[begin Supplied material]
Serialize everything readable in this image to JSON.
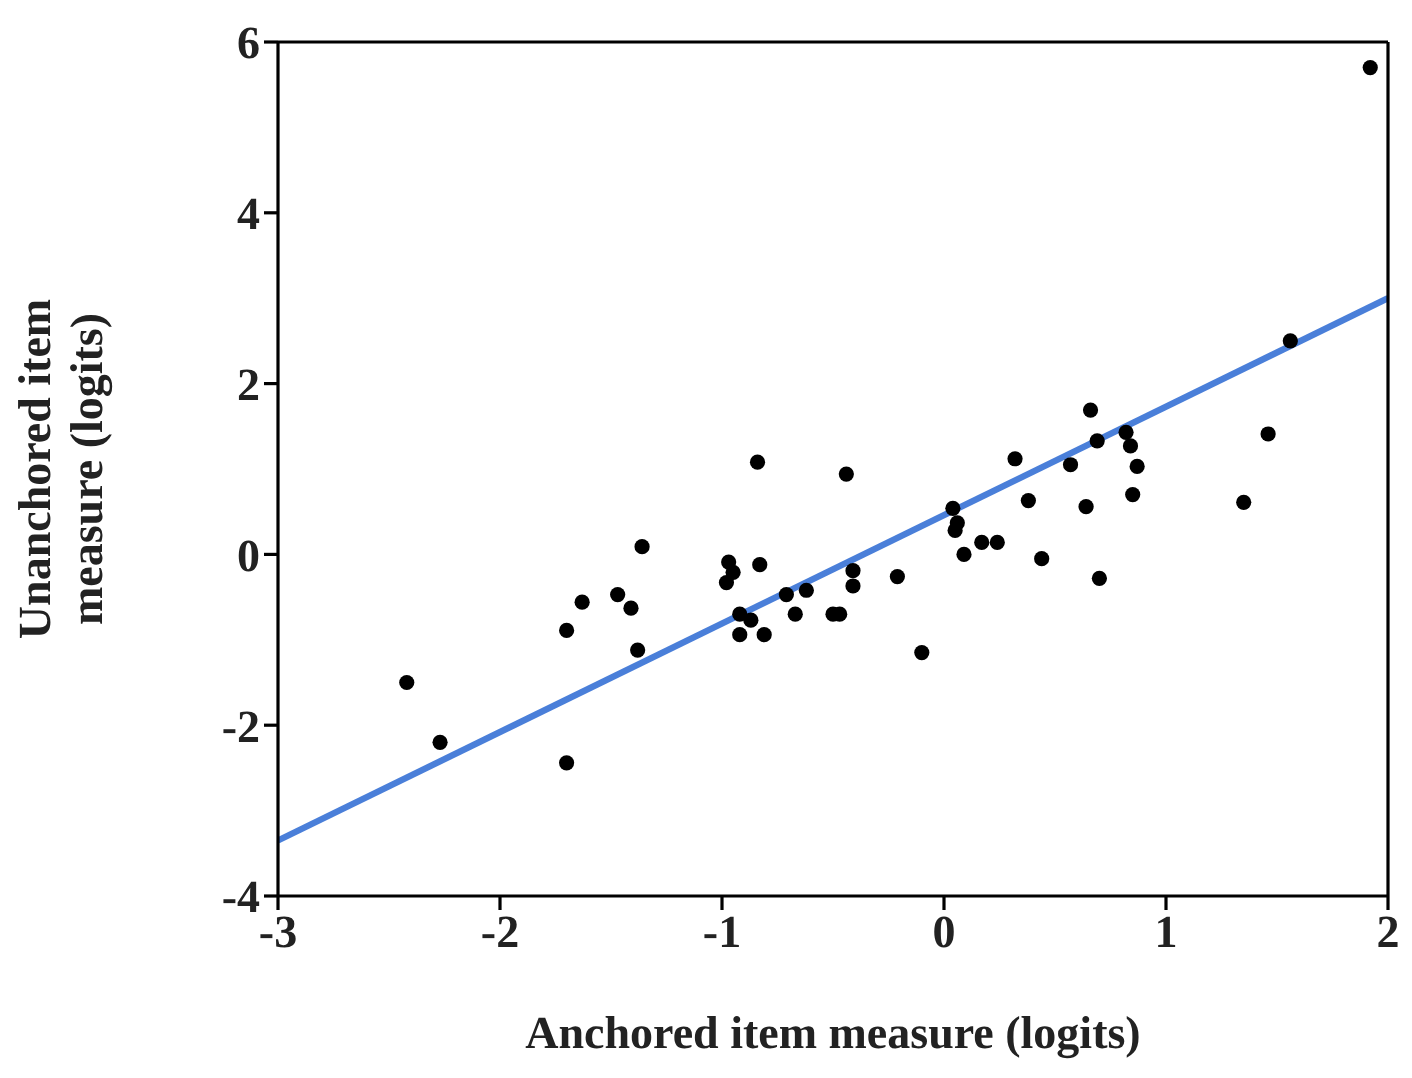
{
  "chart_data": {
    "type": "scatter",
    "xlabel": "Anchored item measure (logits)",
    "ylabel": "Unanchored item\nmeasure (logits)",
    "xlim": [
      -3,
      2
    ],
    "ylim": [
      -4,
      6
    ],
    "xticks": [
      -3,
      -2,
      -1,
      0,
      1,
      2
    ],
    "yticks": [
      -4,
      -2,
      0,
      2,
      4,
      6
    ],
    "grid": false,
    "legend": false,
    "marker": "circle",
    "series": [
      {
        "color": "#000000",
        "x": [
          1.92,
          1.56,
          0.66,
          0.69,
          0.82,
          0.84,
          0.87,
          0.85,
          1.46,
          1.35,
          0.32,
          0.57,
          0.38,
          0.64,
          0.7,
          0.44,
          0.04,
          0.06,
          0.05,
          0.09,
          0.17,
          0.24,
          -0.21,
          -0.1,
          -0.44,
          -0.41,
          -0.41,
          -0.47,
          -0.84,
          -1.36,
          -0.97,
          -0.95,
          -0.98,
          -0.83,
          -1.63,
          -1.47,
          -1.41,
          -1.7,
          -1.38,
          -2.42,
          -2.27,
          -1.7,
          -0.92,
          -0.87,
          -0.92,
          -0.81,
          -0.71,
          -0.62,
          -0.67,
          -0.5
        ],
        "values": [
          5.7,
          2.5,
          1.69,
          1.33,
          1.43,
          1.27,
          1.03,
          0.7,
          1.41,
          0.61,
          1.12,
          1.05,
          0.63,
          0.56,
          -0.28,
          -0.05,
          0.54,
          0.37,
          0.28,
          0.0,
          0.14,
          0.14,
          -0.26,
          -1.15,
          0.94,
          -0.19,
          -0.37,
          -0.7,
          1.08,
          0.09,
          -0.09,
          -0.21,
          -0.33,
          -0.12,
          -0.56,
          -0.47,
          -0.63,
          -0.89,
          -1.12,
          -1.5,
          -2.2,
          -2.44,
          -0.7,
          -0.77,
          -0.94,
          -0.94,
          -0.47,
          -0.42,
          -0.7,
          -0.7
        ]
      },
      {
        "type": "line",
        "color": "#4a7fd9",
        "x": [
          -3,
          2
        ],
        "values": [
          -3.35,
          3.0
        ],
        "line_style": "solid",
        "marker": "none"
      }
    ]
  }
}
[end Supplied material]
**Exercise description:**
Select from the material above each line in which the string "item" appears, and list those lines.

**Full solution:**
    "xlabel": "Anchored item measure (logits)",
    "ylabel": "Unanchored item\nmeasure (logits)",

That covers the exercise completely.